What the task asks | Would you repeat the listing below verbatim and drop the images?

---

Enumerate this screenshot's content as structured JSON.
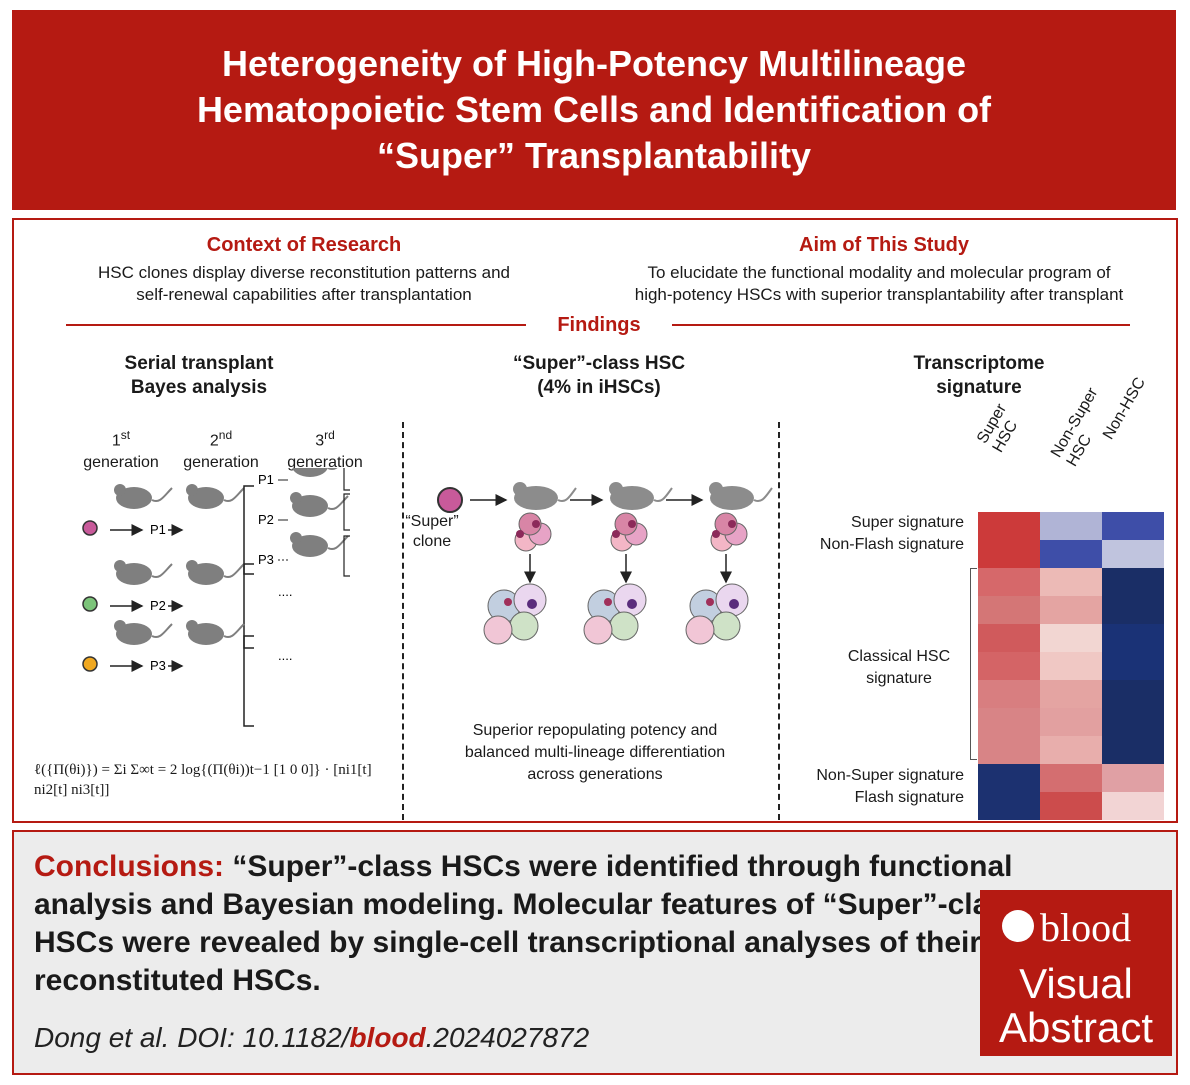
{
  "title": "Heterogeneity of High-Potency Multilineage\nHematopoietic Stem Cells and Identification of\n“Super” Transplantability",
  "context": {
    "heading": "Context of Research",
    "text": "HSC clones display diverse reconstitution patterns and\nself-renewal capabilities after transplantation"
  },
  "aim": {
    "heading": "Aim of This Study",
    "text": "To elucidate the functional modality and molecular program of\nhigh-potency HSCs with superior transplantability after transplant"
  },
  "findings_heading": "Findings",
  "left_column": {
    "heading": "Serial transplant\nBayes analysis",
    "generations": [
      {
        "num": "1",
        "sup": "st",
        "word": "generation"
      },
      {
        "num": "2",
        "sup": "nd",
        "word": "generation"
      },
      {
        "num": "3",
        "sup": "rd",
        "word": "generation"
      }
    ],
    "populations": [
      "P1",
      "P2",
      "P3"
    ],
    "ellipsis": "....",
    "clone_colors": [
      "#c85a9a",
      "#7cc47a",
      "#f0a820"
    ],
    "formula": "ℓ({Π(θi)}) = Σi Σ∞t = 2 log{(Π(θi))t−1 [1 0 0]} · [ni1[t] ni2[t] ni3[t]]"
  },
  "middle_column": {
    "heading": "“Super”-class HSC\n(4% in iHSCs)",
    "clone_label": "“Super”\nclone",
    "caption": "Superior repopulating potency and\nbalanced multi-lineage differentiation\nacross generations"
  },
  "right_column": {
    "heading": "Transcriptome\nsignature",
    "heatmap": {
      "columns": [
        "Super HSC",
        "Non-Super HSC",
        "Non-HSC"
      ],
      "row_labels": [
        "Super signature",
        "Non-Flash signature",
        "Classical HSC signature",
        "Non-Super signature",
        "Flash signature"
      ],
      "colors": [
        [
          "#cc3a3a",
          "#b0b4d6",
          "#3e4ea8"
        ],
        [
          "#cc3a3a",
          "#3e4ea8",
          "#c0c4de"
        ],
        [
          "#d6686a",
          "#ecbab6",
          "#1a2e66"
        ],
        [
          "#d47676",
          "#e4a4a2",
          "#1a2e66"
        ],
        [
          "#d05a5c",
          "#f2d6d2",
          "#1a3276"
        ],
        [
          "#d46466",
          "#f0c8c4",
          "#1a3276"
        ],
        [
          "#d87e80",
          "#e4a4a2",
          "#1a2e66"
        ],
        [
          "#d88486",
          "#e2a0a0",
          "#1a2e66"
        ],
        [
          "#d88486",
          "#e8aeac",
          "#1a2e66"
        ],
        [
          "#1c3170",
          "#d46e70",
          "#e0a0a4"
        ],
        [
          "#1c3170",
          "#cc4c4c",
          "#f2d4d4"
        ]
      ]
    }
  },
  "conclusions": {
    "label": "Conclusions:",
    "text": "“Super”-class HSCs were identified through functional analysis and Bayesian modeling. Molecular features of “Super”-class HSCs were revealed by single-cell transcriptional analyses of their reconstituted HSCs."
  },
  "citation": {
    "prefix": "Dong et al. DOI: 10.1182/",
    "journal": "blood",
    "suffix": ".2024027872"
  },
  "logo": {
    "word": "blood",
    "line2": "Visual",
    "line3": "Abstract"
  },
  "colors": {
    "brand_red": "#b51a12",
    "mouse_gray": "#7f7f7f"
  }
}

---

Response area |
Enumerate this screenshot's content as structured JSON.
{
  "title": "Heterogeneity of High-Potency Multilineage\nHematopoietic Stem Cells and Identification of\n“Super” Transplantability",
  "context": {
    "heading": "Context of Research",
    "text": "HSC clones display diverse reconstitution patterns and\nself-renewal capabilities after transplantation"
  },
  "aim": {
    "heading": "Aim of This Study",
    "text": "To elucidate the functional modality and molecular program of\nhigh-potency HSCs with superior transplantability after transplant"
  },
  "findings_heading": "Findings",
  "left_column": {
    "heading": "Serial transplant\nBayes analysis",
    "generations": [
      {
        "num": "1",
        "sup": "st",
        "word": "generation"
      },
      {
        "num": "2",
        "sup": "nd",
        "word": "generation"
      },
      {
        "num": "3",
        "sup": "rd",
        "word": "generation"
      }
    ],
    "populations": [
      "P1",
      "P2",
      "P3"
    ],
    "ellipsis": "....",
    "clone_colors": [
      "#c85a9a",
      "#7cc47a",
      "#f0a820"
    ],
    "formula": "ℓ({Π(θi)}) = Σi Σ∞t = 2 log{(Π(θi))t−1 [1 0 0]} · [ni1[t] ni2[t] ni3[t]]"
  },
  "middle_column": {
    "heading": "“Super”-class HSC\n(4% in iHSCs)",
    "clone_label": "“Super”\nclone",
    "caption": "Superior repopulating potency and\nbalanced multi-lineage differentiation\nacross generations"
  },
  "right_column": {
    "heading": "Transcriptome\nsignature",
    "heatmap": {
      "columns": [
        "Super HSC",
        "Non-Super HSC",
        "Non-HSC"
      ],
      "row_labels": [
        "Super signature",
        "Non-Flash signature",
        "Classical HSC signature",
        "Non-Super signature",
        "Flash signature"
      ],
      "colors": [
        [
          "#cc3a3a",
          "#b0b4d6",
          "#3e4ea8"
        ],
        [
          "#cc3a3a",
          "#3e4ea8",
          "#c0c4de"
        ],
        [
          "#d6686a",
          "#ecbab6",
          "#1a2e66"
        ],
        [
          "#d47676",
          "#e4a4a2",
          "#1a2e66"
        ],
        [
          "#d05a5c",
          "#f2d6d2",
          "#1a3276"
        ],
        [
          "#d46466",
          "#f0c8c4",
          "#1a3276"
        ],
        [
          "#d87e80",
          "#e4a4a2",
          "#1a2e66"
        ],
        [
          "#d88486",
          "#e2a0a0",
          "#1a2e66"
        ],
        [
          "#d88486",
          "#e8aeac",
          "#1a2e66"
        ],
        [
          "#1c3170",
          "#d46e70",
          "#e0a0a4"
        ],
        [
          "#1c3170",
          "#cc4c4c",
          "#f2d4d4"
        ]
      ]
    }
  },
  "conclusions": {
    "label": "Conclusions:",
    "text": "“Super”-class HSCs were identified through functional analysis and Bayesian modeling. Molecular features of “Super”-class HSCs were revealed by single-cell transcriptional analyses of their reconstituted HSCs."
  },
  "citation": {
    "prefix": "Dong et al. DOI: 10.1182/",
    "journal": "blood",
    "suffix": ".2024027872"
  },
  "logo": {
    "word": "blood",
    "line2": "Visual",
    "line3": "Abstract"
  },
  "colors": {
    "brand_red": "#b51a12",
    "mouse_gray": "#7f7f7f"
  }
}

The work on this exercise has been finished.